-- begin Entries provided --
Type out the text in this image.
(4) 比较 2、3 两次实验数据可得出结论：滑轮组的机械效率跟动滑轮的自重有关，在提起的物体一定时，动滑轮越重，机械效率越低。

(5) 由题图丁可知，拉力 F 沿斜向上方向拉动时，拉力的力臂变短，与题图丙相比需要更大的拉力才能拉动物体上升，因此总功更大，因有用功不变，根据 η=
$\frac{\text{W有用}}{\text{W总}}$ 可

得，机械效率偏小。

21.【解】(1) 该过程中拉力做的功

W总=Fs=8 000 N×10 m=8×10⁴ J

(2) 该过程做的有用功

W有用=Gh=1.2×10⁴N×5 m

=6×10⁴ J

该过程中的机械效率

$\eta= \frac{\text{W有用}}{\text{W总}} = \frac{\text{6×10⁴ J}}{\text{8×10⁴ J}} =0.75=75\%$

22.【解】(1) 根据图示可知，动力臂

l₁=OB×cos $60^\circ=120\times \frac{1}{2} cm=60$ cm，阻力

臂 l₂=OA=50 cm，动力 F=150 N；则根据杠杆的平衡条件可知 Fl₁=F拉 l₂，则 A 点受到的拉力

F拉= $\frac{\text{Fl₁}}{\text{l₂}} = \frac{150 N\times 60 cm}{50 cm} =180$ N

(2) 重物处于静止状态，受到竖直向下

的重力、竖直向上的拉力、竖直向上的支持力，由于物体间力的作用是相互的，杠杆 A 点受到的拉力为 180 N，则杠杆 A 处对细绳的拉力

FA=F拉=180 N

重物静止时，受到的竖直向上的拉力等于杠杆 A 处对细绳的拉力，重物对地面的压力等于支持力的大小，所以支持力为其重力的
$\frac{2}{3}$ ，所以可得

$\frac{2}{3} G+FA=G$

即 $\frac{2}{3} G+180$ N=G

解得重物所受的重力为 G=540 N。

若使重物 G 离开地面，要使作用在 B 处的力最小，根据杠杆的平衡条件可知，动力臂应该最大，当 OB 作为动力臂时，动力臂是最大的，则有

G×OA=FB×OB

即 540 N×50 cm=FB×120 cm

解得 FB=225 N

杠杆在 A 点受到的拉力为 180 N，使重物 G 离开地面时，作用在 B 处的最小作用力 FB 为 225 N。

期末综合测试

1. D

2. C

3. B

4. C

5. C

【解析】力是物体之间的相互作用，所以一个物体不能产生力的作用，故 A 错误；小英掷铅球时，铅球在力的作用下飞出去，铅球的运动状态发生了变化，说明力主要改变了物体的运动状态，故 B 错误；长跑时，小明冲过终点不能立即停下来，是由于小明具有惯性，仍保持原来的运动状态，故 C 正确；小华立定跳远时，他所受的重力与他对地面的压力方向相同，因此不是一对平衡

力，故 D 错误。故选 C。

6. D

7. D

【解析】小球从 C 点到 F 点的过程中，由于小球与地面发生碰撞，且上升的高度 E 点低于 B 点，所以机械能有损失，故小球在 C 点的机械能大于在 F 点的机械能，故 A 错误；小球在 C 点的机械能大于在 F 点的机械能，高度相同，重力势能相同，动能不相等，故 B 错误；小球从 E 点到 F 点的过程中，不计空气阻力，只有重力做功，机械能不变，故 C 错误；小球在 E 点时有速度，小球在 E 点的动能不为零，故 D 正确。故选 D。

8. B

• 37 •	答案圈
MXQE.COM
-- end Entries provided --
=== Given instruction ===
In the records above, how many lines include "处对细绳的拉力"? Give that number and nothing more.

=== Exercise result ===
2